### TASK STATEMENT:
State the number of lines, and only that number, in which the word "date" appears.
··· DATASET CONTENT
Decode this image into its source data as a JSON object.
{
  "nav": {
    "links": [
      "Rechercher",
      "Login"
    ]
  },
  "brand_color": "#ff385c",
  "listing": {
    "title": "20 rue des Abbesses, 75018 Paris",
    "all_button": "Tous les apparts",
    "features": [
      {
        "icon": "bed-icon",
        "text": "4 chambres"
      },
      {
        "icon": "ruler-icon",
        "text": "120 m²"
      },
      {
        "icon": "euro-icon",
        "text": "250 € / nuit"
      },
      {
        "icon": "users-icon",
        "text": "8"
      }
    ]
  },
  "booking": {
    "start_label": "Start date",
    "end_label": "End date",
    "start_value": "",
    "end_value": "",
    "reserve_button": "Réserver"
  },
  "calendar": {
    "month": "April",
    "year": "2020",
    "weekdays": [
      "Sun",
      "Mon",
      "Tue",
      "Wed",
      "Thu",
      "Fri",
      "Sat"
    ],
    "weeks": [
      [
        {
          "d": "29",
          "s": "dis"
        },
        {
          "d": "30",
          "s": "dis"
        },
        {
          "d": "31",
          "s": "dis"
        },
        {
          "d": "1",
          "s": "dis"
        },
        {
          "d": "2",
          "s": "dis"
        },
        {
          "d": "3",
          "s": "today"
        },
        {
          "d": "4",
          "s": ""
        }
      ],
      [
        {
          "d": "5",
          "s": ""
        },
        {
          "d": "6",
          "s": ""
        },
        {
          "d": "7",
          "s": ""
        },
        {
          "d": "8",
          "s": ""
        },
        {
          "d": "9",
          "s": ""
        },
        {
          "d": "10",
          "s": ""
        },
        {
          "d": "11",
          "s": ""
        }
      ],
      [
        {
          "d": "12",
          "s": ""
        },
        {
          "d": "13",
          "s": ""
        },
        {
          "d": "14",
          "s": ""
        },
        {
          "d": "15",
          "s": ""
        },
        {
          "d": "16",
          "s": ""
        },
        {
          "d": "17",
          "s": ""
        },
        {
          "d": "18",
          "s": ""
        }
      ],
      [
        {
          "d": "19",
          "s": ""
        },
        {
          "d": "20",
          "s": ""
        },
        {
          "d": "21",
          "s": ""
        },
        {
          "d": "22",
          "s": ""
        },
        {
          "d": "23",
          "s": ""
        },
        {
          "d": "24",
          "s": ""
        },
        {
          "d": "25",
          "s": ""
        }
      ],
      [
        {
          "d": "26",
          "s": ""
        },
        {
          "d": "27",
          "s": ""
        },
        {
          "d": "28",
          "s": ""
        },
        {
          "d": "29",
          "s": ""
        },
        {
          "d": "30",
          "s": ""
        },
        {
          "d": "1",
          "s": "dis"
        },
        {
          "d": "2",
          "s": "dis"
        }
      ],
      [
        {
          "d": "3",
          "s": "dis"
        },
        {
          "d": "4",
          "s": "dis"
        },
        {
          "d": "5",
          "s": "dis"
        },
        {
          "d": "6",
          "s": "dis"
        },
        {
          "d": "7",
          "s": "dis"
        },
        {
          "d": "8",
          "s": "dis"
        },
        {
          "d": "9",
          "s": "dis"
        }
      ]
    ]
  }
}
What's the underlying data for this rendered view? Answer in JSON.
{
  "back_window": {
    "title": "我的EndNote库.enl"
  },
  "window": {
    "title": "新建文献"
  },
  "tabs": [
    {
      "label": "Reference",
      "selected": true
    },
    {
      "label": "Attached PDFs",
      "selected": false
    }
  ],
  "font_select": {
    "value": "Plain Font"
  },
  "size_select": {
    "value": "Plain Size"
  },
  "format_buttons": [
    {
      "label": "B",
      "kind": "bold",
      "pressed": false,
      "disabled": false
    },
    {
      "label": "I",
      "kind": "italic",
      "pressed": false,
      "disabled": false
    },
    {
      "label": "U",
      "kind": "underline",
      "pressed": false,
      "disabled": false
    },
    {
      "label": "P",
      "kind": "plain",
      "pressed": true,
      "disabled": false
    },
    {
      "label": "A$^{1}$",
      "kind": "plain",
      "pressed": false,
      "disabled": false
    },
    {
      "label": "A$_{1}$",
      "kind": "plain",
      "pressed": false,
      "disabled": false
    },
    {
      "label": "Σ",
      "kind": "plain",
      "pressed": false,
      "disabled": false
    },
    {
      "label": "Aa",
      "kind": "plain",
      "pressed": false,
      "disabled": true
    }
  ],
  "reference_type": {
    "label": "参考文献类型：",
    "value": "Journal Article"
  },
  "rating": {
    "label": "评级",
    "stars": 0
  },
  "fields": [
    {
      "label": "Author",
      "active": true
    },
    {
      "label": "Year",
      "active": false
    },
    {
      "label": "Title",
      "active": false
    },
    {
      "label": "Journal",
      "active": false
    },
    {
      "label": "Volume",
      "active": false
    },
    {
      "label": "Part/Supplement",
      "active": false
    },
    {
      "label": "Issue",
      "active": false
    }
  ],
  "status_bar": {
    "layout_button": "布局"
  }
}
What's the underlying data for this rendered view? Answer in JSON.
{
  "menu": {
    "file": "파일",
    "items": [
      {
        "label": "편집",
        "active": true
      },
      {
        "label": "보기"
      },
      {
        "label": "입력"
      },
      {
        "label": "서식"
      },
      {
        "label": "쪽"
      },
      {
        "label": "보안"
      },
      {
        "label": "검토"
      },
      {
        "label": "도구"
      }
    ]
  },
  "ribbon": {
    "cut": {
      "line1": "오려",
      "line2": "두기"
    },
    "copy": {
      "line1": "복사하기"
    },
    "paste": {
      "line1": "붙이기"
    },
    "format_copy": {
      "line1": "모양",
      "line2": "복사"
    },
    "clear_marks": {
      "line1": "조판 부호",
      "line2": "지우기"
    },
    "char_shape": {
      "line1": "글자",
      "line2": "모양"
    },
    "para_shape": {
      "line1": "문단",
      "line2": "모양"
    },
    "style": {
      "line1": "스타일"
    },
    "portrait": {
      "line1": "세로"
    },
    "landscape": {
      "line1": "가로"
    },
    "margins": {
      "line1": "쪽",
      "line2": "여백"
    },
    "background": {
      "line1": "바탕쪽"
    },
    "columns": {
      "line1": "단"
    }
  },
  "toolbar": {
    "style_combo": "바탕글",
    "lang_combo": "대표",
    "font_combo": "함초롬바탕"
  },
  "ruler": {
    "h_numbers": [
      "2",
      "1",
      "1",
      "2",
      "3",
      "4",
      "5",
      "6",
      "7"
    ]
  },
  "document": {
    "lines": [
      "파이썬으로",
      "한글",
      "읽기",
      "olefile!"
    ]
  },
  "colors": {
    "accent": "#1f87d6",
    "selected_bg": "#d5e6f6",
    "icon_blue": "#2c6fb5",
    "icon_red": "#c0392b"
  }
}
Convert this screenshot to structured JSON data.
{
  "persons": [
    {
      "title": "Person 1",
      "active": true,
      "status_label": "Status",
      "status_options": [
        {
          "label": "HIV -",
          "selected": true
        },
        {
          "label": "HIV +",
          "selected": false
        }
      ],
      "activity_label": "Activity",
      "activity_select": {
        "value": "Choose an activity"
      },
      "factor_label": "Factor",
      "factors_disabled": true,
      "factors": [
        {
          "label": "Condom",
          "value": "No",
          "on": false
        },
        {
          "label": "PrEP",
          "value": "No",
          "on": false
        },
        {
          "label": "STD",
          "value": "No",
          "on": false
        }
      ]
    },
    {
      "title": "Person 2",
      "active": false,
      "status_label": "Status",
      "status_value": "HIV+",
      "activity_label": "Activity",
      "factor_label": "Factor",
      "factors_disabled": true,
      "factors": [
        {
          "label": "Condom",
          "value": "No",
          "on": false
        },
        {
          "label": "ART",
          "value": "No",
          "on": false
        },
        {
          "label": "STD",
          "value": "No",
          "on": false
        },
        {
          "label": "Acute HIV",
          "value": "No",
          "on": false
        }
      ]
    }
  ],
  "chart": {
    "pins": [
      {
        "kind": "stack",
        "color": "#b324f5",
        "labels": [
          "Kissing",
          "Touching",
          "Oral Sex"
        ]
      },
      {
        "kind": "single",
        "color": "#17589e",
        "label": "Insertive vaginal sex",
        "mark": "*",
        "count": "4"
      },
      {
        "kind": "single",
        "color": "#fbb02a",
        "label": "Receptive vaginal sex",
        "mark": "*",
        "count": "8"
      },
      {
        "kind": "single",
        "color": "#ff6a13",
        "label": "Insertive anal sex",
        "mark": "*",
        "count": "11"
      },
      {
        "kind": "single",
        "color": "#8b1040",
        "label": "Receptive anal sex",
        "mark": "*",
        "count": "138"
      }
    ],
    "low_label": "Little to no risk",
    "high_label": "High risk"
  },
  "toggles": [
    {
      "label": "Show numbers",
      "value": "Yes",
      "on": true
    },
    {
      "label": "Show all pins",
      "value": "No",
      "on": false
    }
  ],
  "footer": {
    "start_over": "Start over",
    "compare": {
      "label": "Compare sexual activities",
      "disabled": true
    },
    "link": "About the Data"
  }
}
······
### CORRECT OUTPUT:
2